Work task: Only an exact repetition of the entries will do.

Document page data

□ □ □ □

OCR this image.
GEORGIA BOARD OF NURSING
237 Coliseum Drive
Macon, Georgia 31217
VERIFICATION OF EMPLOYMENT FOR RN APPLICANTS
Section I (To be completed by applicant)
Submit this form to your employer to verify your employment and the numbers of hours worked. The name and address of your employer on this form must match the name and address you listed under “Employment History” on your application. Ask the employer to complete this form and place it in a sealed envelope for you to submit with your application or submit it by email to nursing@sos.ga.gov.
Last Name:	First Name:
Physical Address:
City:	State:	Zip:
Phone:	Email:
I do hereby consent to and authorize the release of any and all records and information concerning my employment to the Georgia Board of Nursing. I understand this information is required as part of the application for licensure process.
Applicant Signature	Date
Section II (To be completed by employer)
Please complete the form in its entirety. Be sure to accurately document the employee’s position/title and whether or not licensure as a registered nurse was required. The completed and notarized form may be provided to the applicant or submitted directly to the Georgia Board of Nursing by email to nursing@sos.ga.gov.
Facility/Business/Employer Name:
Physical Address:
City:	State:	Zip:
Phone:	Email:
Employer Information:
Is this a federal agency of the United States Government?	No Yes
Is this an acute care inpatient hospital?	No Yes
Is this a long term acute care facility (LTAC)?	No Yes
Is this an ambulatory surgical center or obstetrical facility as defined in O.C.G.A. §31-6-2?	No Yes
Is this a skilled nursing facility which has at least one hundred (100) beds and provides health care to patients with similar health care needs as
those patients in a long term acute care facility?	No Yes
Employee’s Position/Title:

□ □ □ □

Reply to the exercise:
OCR this image.
GEORGIA BOARD OF NURSING
237 Coliseum Drive
Macon, Georgia 31217
VERIFICATION OF EMPLOYMENT FOR RN APPLICANTS
Section I (To be completed by applicant)
Submit this form to your employer to verify your employment and the numbers of hours worked. The name and address of your employer on this form must match the name and address you listed under “Employment History” on your application. Ask the employer to complete this form and place it in a sealed envelope for you to submit with your application or submit it by email to nursing@sos.ga.gov.
Last Name:	First Name:
Physical Address:
City:	State:	Zip:
Phone:	Email:
I do hereby consent to and authorize the release of any and all records and information concerning my employment to the Georgia Board of Nursing. I understand this information is required as part of the application for licensure process.
Applicant Signature	Date
Section II (To be completed by employer)
Please complete the form in its entirety. Be sure to accurately document the employee’s position/title and whether or not licensure as a registered nurse was required. The completed and notarized form may be provided to the applicant or submitted directly to the Georgia Board of Nursing by email to nursing@sos.ga.gov.
Facility/Business/Employer Name:
Physical Address:
City:	State:	Zip:
Phone:	Email:
Employer Information:
Is this a federal agency of the United States Government?	No Yes
Is this an acute care inpatient hospital?	No Yes
Is this a long term acute care facility (LTAC)?	No Yes
Is this an ambulatory surgical center or obstetrical facility as defined in O.C.G.A. §31-6-2?	No Yes
Is this a skilled nursing facility which has at least one hundred (100) beds and provides health care to patients with similar health care needs as
those patients in a long term acute care facility?	No Yes
Employee’s Position/Title:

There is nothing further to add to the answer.